[START EXCERPTED RECORDS]
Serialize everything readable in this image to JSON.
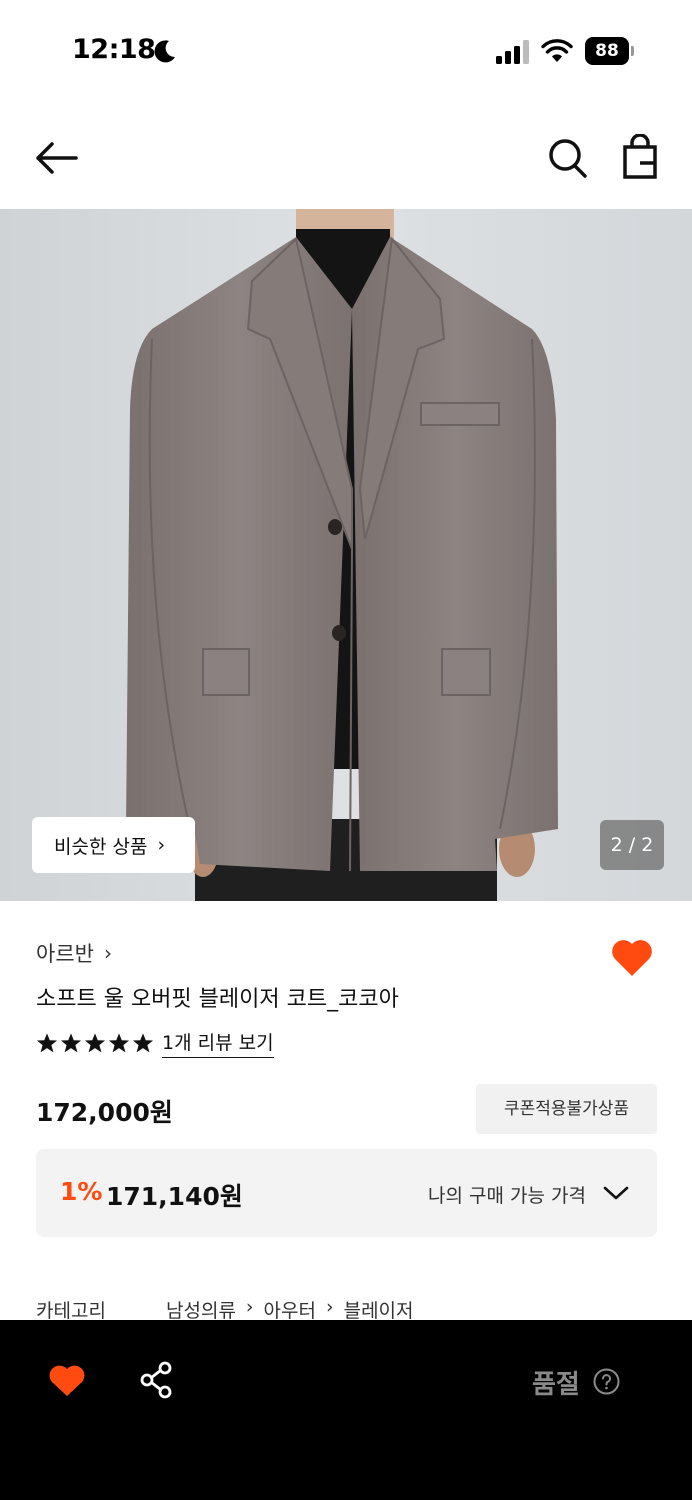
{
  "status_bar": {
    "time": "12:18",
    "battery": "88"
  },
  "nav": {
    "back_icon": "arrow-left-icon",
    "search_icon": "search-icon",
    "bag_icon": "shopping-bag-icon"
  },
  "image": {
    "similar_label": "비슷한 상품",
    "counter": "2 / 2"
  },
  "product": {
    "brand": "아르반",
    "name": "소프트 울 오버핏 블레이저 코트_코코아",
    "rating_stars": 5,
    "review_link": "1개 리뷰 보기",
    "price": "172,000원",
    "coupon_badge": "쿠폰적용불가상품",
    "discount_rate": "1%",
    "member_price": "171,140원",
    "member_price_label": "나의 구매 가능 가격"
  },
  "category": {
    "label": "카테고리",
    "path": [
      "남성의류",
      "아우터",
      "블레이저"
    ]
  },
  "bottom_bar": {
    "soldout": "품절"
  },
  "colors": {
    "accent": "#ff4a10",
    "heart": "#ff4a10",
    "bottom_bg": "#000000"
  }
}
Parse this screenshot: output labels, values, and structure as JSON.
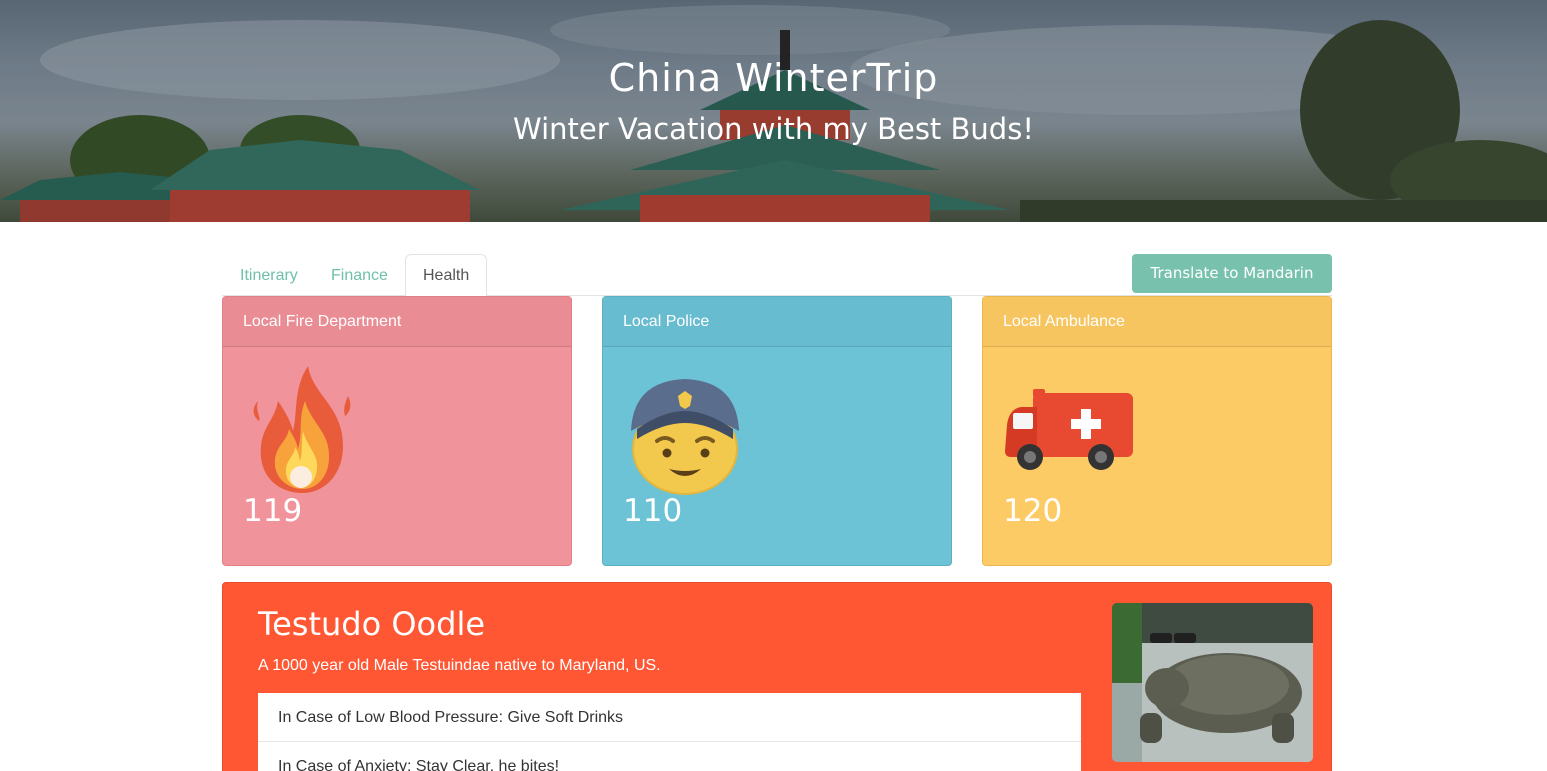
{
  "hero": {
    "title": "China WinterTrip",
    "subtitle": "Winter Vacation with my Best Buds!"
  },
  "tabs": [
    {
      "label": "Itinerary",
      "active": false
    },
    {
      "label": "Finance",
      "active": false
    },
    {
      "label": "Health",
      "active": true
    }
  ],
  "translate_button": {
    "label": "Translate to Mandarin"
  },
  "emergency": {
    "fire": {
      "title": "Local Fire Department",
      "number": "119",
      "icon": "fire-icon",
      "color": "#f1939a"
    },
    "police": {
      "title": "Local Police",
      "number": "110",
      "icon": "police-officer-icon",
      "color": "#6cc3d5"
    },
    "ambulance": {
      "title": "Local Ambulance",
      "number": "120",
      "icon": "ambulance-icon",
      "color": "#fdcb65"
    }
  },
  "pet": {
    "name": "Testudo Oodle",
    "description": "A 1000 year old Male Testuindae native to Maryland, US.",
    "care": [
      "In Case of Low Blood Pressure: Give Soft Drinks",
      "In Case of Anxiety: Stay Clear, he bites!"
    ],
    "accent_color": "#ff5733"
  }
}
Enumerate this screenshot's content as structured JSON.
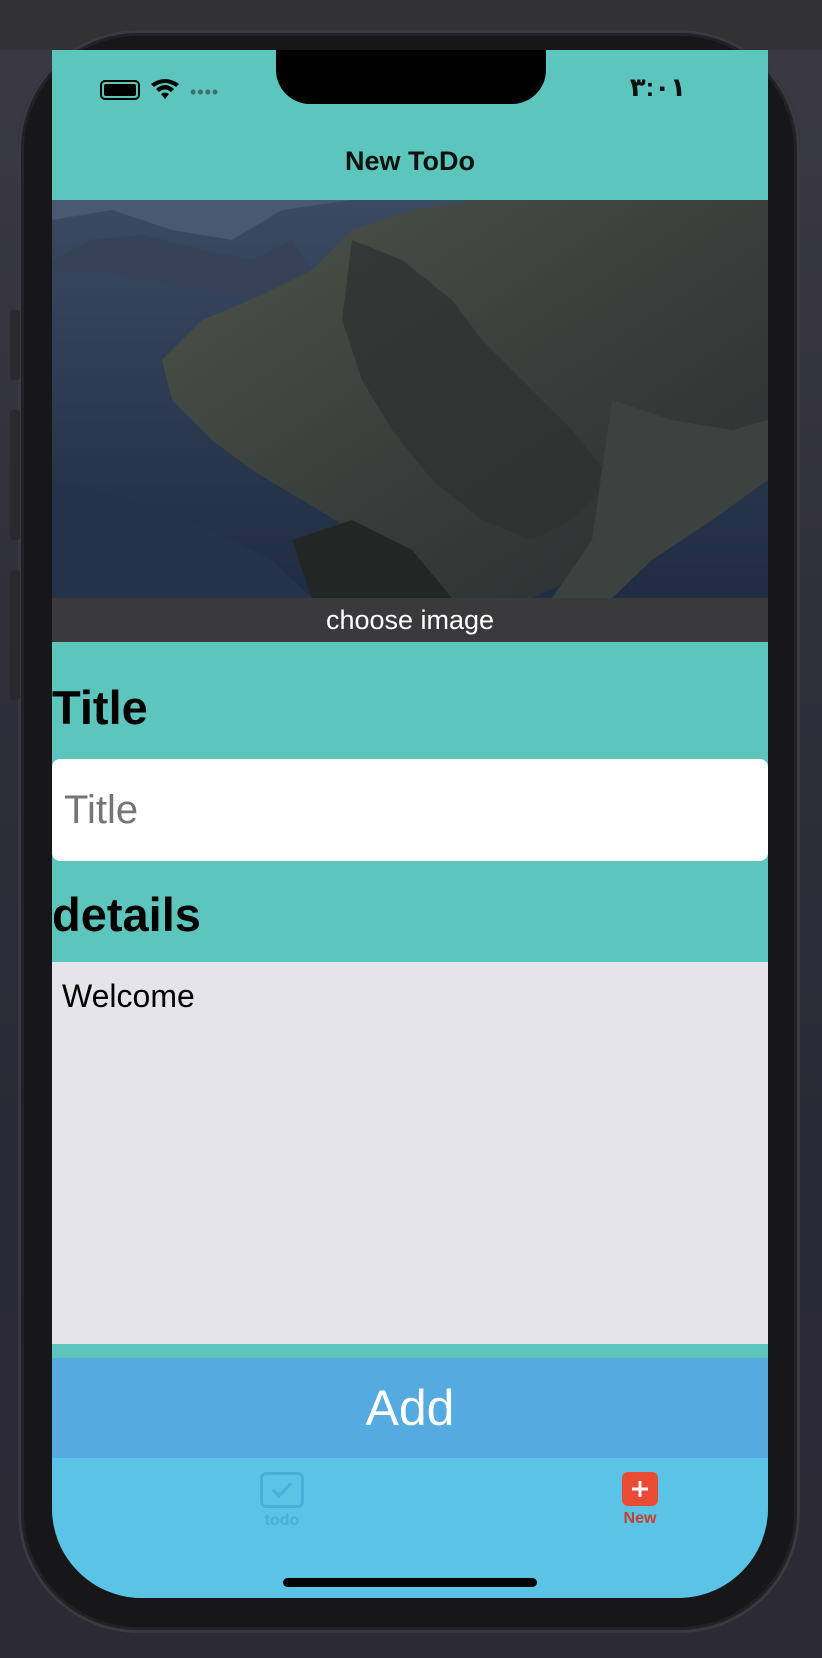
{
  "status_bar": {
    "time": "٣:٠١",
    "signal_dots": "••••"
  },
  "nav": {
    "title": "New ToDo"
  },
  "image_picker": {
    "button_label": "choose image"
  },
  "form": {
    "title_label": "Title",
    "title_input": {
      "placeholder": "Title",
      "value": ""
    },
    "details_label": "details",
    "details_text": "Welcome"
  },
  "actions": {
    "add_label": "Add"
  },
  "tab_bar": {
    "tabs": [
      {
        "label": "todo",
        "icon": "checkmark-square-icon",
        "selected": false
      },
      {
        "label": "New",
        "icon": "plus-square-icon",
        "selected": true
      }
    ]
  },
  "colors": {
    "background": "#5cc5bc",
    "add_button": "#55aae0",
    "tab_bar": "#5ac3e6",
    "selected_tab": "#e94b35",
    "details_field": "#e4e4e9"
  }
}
[END EXCERPTED RECORDS]
Write out exactly the lines from the line holding "Enumerate this screenshot's" through the last line of the records above, inclusive, and nothing more. Leave out the pictures.

Enumerate this screenshot's content as structured JSON.
{
  "status_bar": {
    "time": "٣:٠١",
    "signal_dots": "••••"
  },
  "nav": {
    "title": "New ToDo"
  },
  "image_picker": {
    "button_label": "choose image"
  },
  "form": {
    "title_label": "Title",
    "title_input": {
      "placeholder": "Title",
      "value": ""
    },
    "details_label": "details",
    "details_text": "Welcome"
  },
  "actions": {
    "add_label": "Add"
  },
  "tab_bar": {
    "tabs": [
      {
        "label": "todo",
        "icon": "checkmark-square-icon",
        "selected": false
      },
      {
        "label": "New",
        "icon": "plus-square-icon",
        "selected": true
      }
    ]
  },
  "colors": {
    "background": "#5cc5bc",
    "add_button": "#55aae0",
    "tab_bar": "#5ac3e6",
    "selected_tab": "#e94b35",
    "details_field": "#e4e4e9"
  }
}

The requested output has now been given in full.